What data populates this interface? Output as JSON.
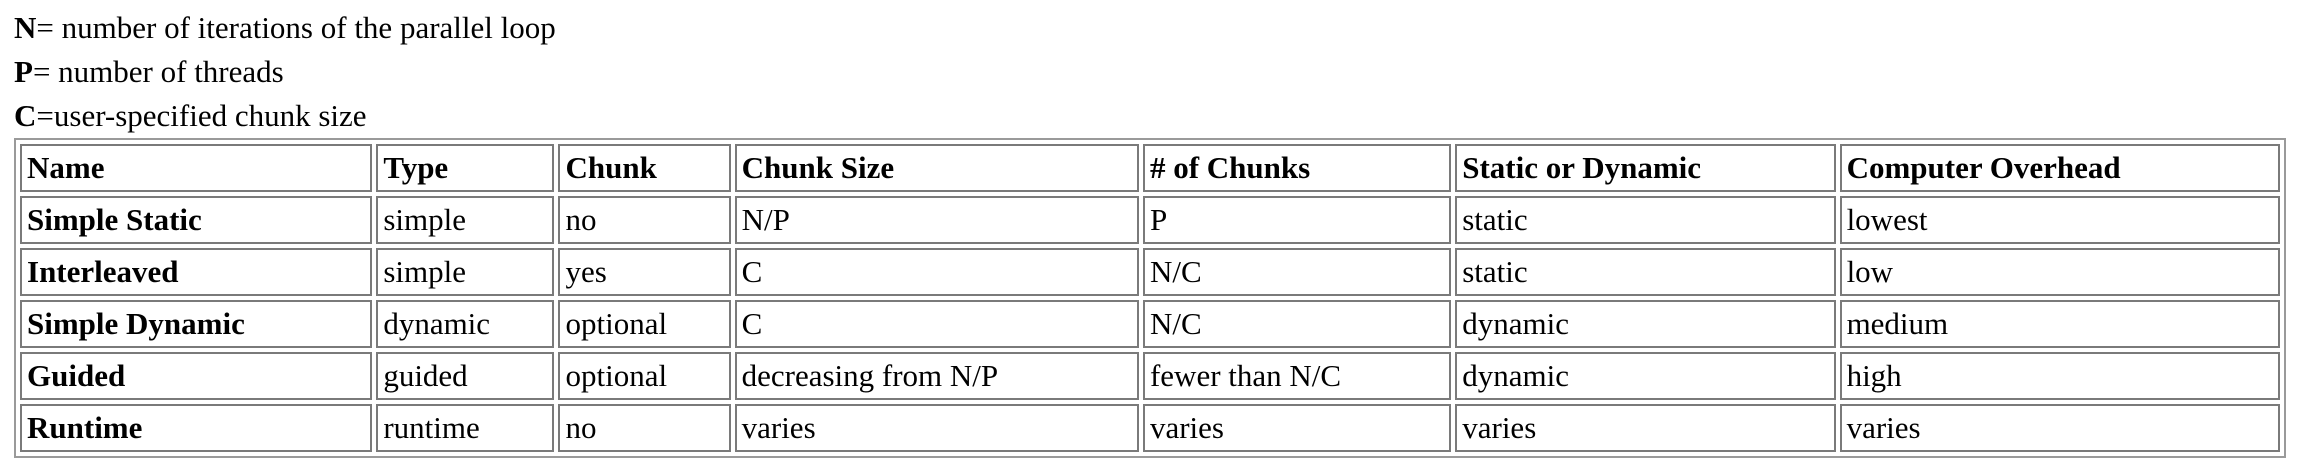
{
  "definitions": [
    {
      "symbol": "N",
      "text": "= number of iterations of the parallel loop"
    },
    {
      "symbol": "P",
      "text": "= number of threads"
    },
    {
      "symbol": "C",
      "text": "=user-specified chunk size"
    }
  ],
  "table": {
    "headers": [
      "Name",
      "Type",
      "Chunk",
      "Chunk Size",
      "# of Chunks",
      "Static or Dynamic",
      "Computer Overhead"
    ],
    "rows": [
      [
        "Simple Static",
        "simple",
        "no",
        "N/P",
        "P",
        "static",
        "lowest"
      ],
      [
        "Interleaved",
        "simple",
        "yes",
        "C",
        "N/C",
        "static",
        "low"
      ],
      [
        "Simple Dynamic",
        "dynamic",
        "optional",
        "C",
        "N/C",
        "dynamic",
        "medium"
      ],
      [
        "Guided",
        "guided",
        "optional",
        "decreasing from N/P",
        "fewer than N/C",
        "dynamic",
        "high"
      ],
      [
        "Runtime",
        "runtime",
        "no",
        "varies",
        "varies",
        "varies",
        "varies"
      ]
    ]
  }
}
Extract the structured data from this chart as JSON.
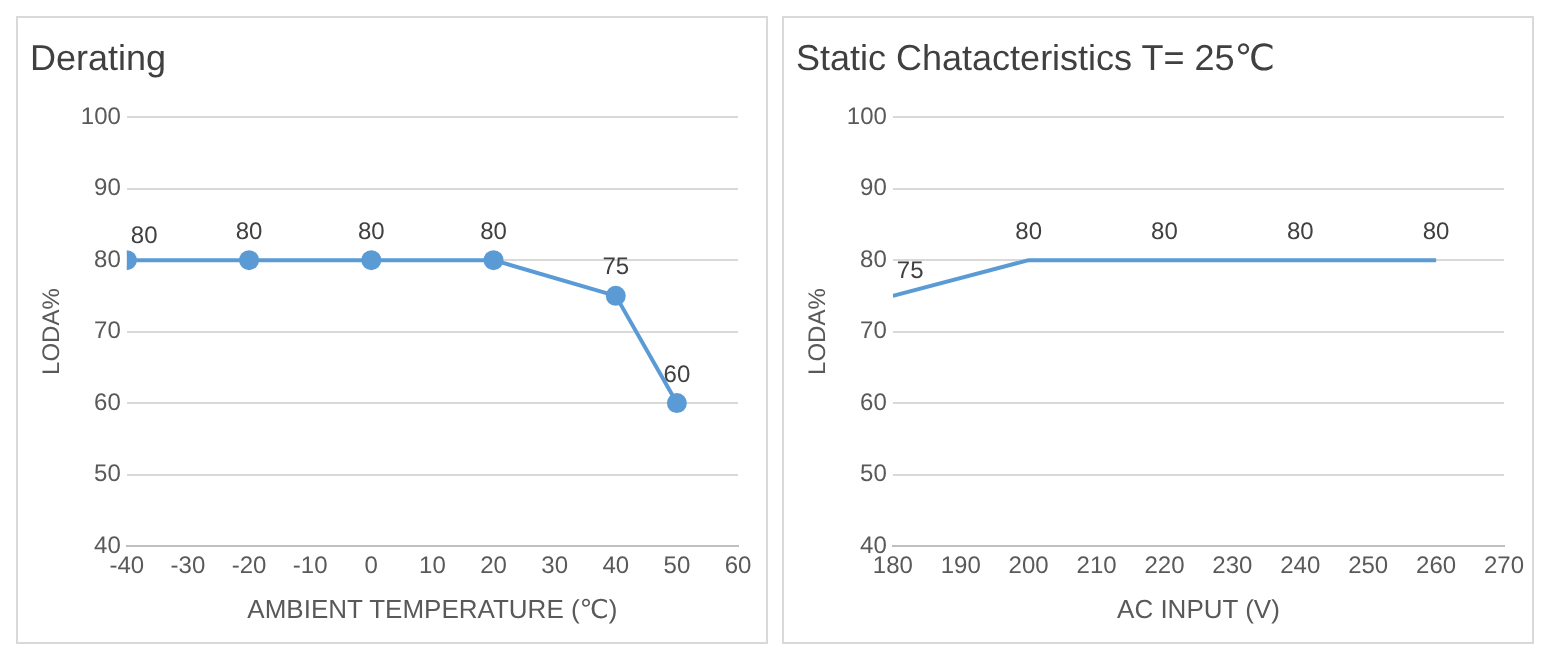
{
  "chart_data": [
    {
      "type": "line",
      "title": "Derating",
      "xlabel": "AMBIENT TEMPERATURE (℃)",
      "ylabel": "LODA%",
      "series": [
        {
          "color": "#5b9bd5",
          "x": [
            -40,
            -20,
            0,
            20,
            40,
            50
          ],
          "values": [
            80,
            80,
            80,
            80,
            75,
            60
          ]
        }
      ],
      "xlim": [
        -40,
        60
      ],
      "xticks": [
        -40,
        -30,
        -20,
        -10,
        0,
        10,
        20,
        30,
        40,
        50,
        60
      ],
      "ylim": [
        40,
        100
      ],
      "yticks": [
        40,
        50,
        60,
        70,
        80,
        90,
        100
      ],
      "grid": "y",
      "marker": "circle",
      "data_labels": true,
      "legend": false
    },
    {
      "type": "line",
      "title": "Static Chatacteristics T= 25℃",
      "xlabel": "AC INPUT (V)",
      "ylabel": "LODA%",
      "series": [
        {
          "color": "#5b9bd5",
          "x": [
            180,
            200,
            220,
            240,
            260
          ],
          "values": [
            75,
            80,
            80,
            80,
            80
          ]
        }
      ],
      "xlim": [
        180,
        270
      ],
      "xticks": [
        180,
        190,
        200,
        210,
        220,
        230,
        240,
        250,
        260,
        270
      ],
      "ylim": [
        40,
        100
      ],
      "yticks": [
        40,
        50,
        60,
        70,
        80,
        90,
        100
      ],
      "grid": "y",
      "marker": "none",
      "data_labels": true,
      "legend": false
    }
  ]
}
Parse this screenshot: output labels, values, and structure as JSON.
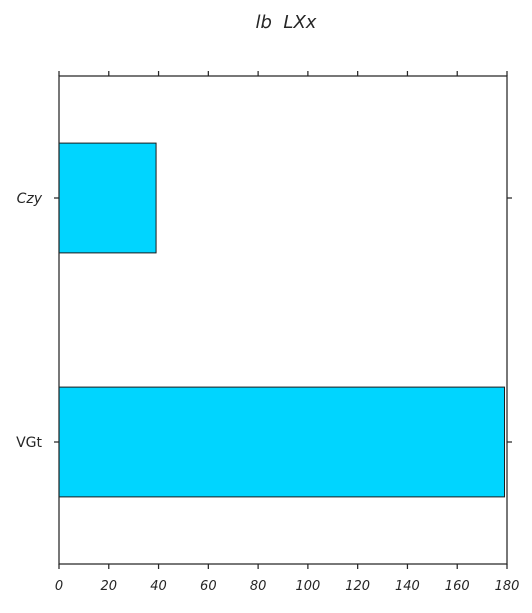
{
  "chart_data": {
    "type": "bar",
    "orientation": "horizontal",
    "title": "lb  LXx",
    "xlabel": "",
    "ylabel": "",
    "categories": [
      "Czy",
      "VGt"
    ],
    "category_styles": [
      "italic",
      "normal"
    ],
    "values": [
      39,
      179
    ],
    "xlim": [
      0,
      180
    ],
    "xticks": [
      0,
      20,
      40,
      60,
      80,
      100,
      120,
      140,
      160,
      180
    ],
    "xtick_labels": [
      "0",
      "20",
      "40",
      "60",
      "80",
      "100",
      "120",
      "140",
      "160",
      "180"
    ],
    "bar_color": "#00d5ff",
    "grid": false,
    "legend": "none"
  }
}
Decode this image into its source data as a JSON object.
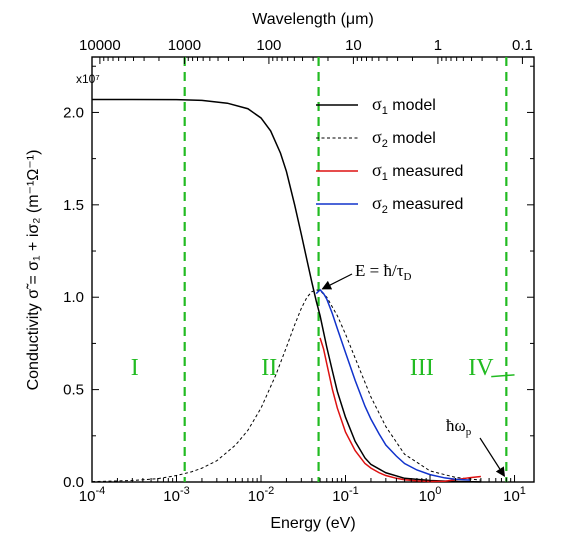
{
  "chart_data": {
    "type": "line",
    "xlabel": "Energy (eV)",
    "x2label": "Wavelength (μm)",
    "ylabel": "Conductivity σ̃ = σ₁ + iσ₂ (m⁻¹Ω⁻¹)",
    "ylabel_prefix": "Conductivity",
    "yscale_label": "x10⁷",
    "xscale": "log",
    "xlim": [
      0.0001,
      17
    ],
    "ylim": [
      0,
      2.3
    ],
    "yticks": [
      0.0,
      0.5,
      1.0,
      1.5,
      2.0
    ],
    "ytick_labels": [
      "0.0",
      "0.5",
      "1.0",
      "1.5",
      "2.0"
    ],
    "xtick_labels": [
      {
        "value": 0.0001,
        "base": "10",
        "exp": "-4"
      },
      {
        "value": 0.001,
        "base": "10",
        "exp": "-3"
      },
      {
        "value": 0.01,
        "base": "10",
        "exp": "-2"
      },
      {
        "value": 0.1,
        "base": "10",
        "exp": "-1"
      },
      {
        "value": 1,
        "base": "10",
        "exp": "0"
      },
      {
        "value": 10,
        "base": "10",
        "exp": "1"
      }
    ],
    "x2tick_labels": [
      {
        "wavelength_um": 10000,
        "label": "10000"
      },
      {
        "wavelength_um": 1000,
        "label": "1000"
      },
      {
        "wavelength_um": 100,
        "label": "100"
      },
      {
        "wavelength_um": 10,
        "label": "10"
      },
      {
        "wavelength_um": 1,
        "label": "1"
      },
      {
        "wavelength_um": 0.1,
        "label": "0.1"
      }
    ],
    "vlines": [
      0.00125,
      0.048,
      8.0
    ],
    "vline_color": "#22bb22",
    "regions": [
      {
        "label": "I",
        "x": 0.00032,
        "y": 0.58
      },
      {
        "label": "II",
        "x": 0.0125,
        "y": 0.58
      },
      {
        "label": "III",
        "x": 0.8,
        "y": 0.58
      },
      {
        "label": "IV",
        "x": 4.0,
        "y": 0.58
      }
    ],
    "series": [
      {
        "name": "σ₁ model",
        "color": "#000000",
        "style": "solid",
        "x": [
          0.0001,
          0.0003,
          0.001,
          0.002,
          0.004,
          0.007,
          0.01,
          0.013,
          0.017,
          0.02,
          0.025,
          0.03,
          0.035,
          0.04,
          0.045,
          0.05,
          0.06,
          0.07,
          0.08,
          0.1,
          0.13,
          0.17,
          0.2,
          0.3,
          0.5,
          1,
          2,
          4
        ],
        "y": [
          2.07,
          2.07,
          2.069,
          2.065,
          2.05,
          2.02,
          1.97,
          1.9,
          1.78,
          1.68,
          1.5,
          1.34,
          1.2,
          1.08,
          0.98,
          0.9,
          0.73,
          0.6,
          0.49,
          0.35,
          0.22,
          0.13,
          0.095,
          0.05,
          0.02,
          0.008,
          0.003,
          0.001
        ]
      },
      {
        "name": "σ₂ model",
        "color": "#000000",
        "style": "dashed",
        "x": [
          0.0001,
          0.0003,
          0.0006,
          0.001,
          0.0015,
          0.002,
          0.003,
          0.005,
          0.007,
          0.01,
          0.015,
          0.02,
          0.025,
          0.03,
          0.035,
          0.04,
          0.045,
          0.05,
          0.06,
          0.08,
          0.1,
          0.15,
          0.2,
          0.3,
          0.5,
          1,
          2,
          4
        ],
        "y": [
          0.002,
          0.008,
          0.018,
          0.035,
          0.055,
          0.075,
          0.115,
          0.2,
          0.28,
          0.4,
          0.58,
          0.73,
          0.85,
          0.94,
          1.0,
          1.03,
          1.04,
          1.035,
          1.0,
          0.9,
          0.8,
          0.6,
          0.46,
          0.3,
          0.15,
          0.06,
          0.025,
          0.01
        ]
      },
      {
        "name": "σ₁ measured",
        "color": "#dd1111",
        "style": "solid",
        "x": [
          0.05,
          0.055,
          0.06,
          0.07,
          0.08,
          0.1,
          0.13,
          0.17,
          0.2,
          0.25,
          0.3,
          0.4,
          0.5,
          0.7,
          1.0,
          1.5,
          2.0,
          3.0,
          4.0
        ],
        "y": [
          0.78,
          0.72,
          0.64,
          0.5,
          0.4,
          0.27,
          0.17,
          0.1,
          0.075,
          0.05,
          0.035,
          0.02,
          0.012,
          0.006,
          0.003,
          0.004,
          0.012,
          0.024,
          0.03
        ]
      },
      {
        "name": "σ₂ measured",
        "color": "#1133cc",
        "style": "solid",
        "x": [
          0.045,
          0.05,
          0.055,
          0.06,
          0.07,
          0.08,
          0.1,
          0.13,
          0.17,
          0.2,
          0.25,
          0.3,
          0.4,
          0.5,
          0.7,
          1.0,
          1.5,
          2.0,
          2.5,
          3.0
        ],
        "y": [
          1.02,
          1.04,
          1.02,
          0.99,
          0.91,
          0.83,
          0.7,
          0.55,
          0.41,
          0.34,
          0.26,
          0.2,
          0.14,
          0.1,
          0.065,
          0.04,
          0.022,
          0.015,
          0.012,
          0.01
        ]
      }
    ],
    "legend": {
      "placement": "top-right",
      "entries": [
        {
          "sym": "σ",
          "sub": "1",
          "text": " model"
        },
        {
          "sym": "σ",
          "sub": "2",
          "text": " model"
        },
        {
          "sym": "σ",
          "sub": "1",
          "text": " measured"
        },
        {
          "sym": "σ",
          "sub": "2",
          "text": " measured"
        }
      ]
    },
    "annotations": [
      {
        "label": "E = ħ/τ",
        "sub": "D",
        "x": 0.048,
        "y": 1.04
      },
      {
        "label": "ħω",
        "sub": "p",
        "x": 8.0,
        "y": 0.0
      }
    ]
  }
}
========
Pick out every line with the string "values" and copy it.

**Solved exercise**
          "values": [
          "values": [
Parse this screenshot: output labels, values, and structure as JSON.
    "values": [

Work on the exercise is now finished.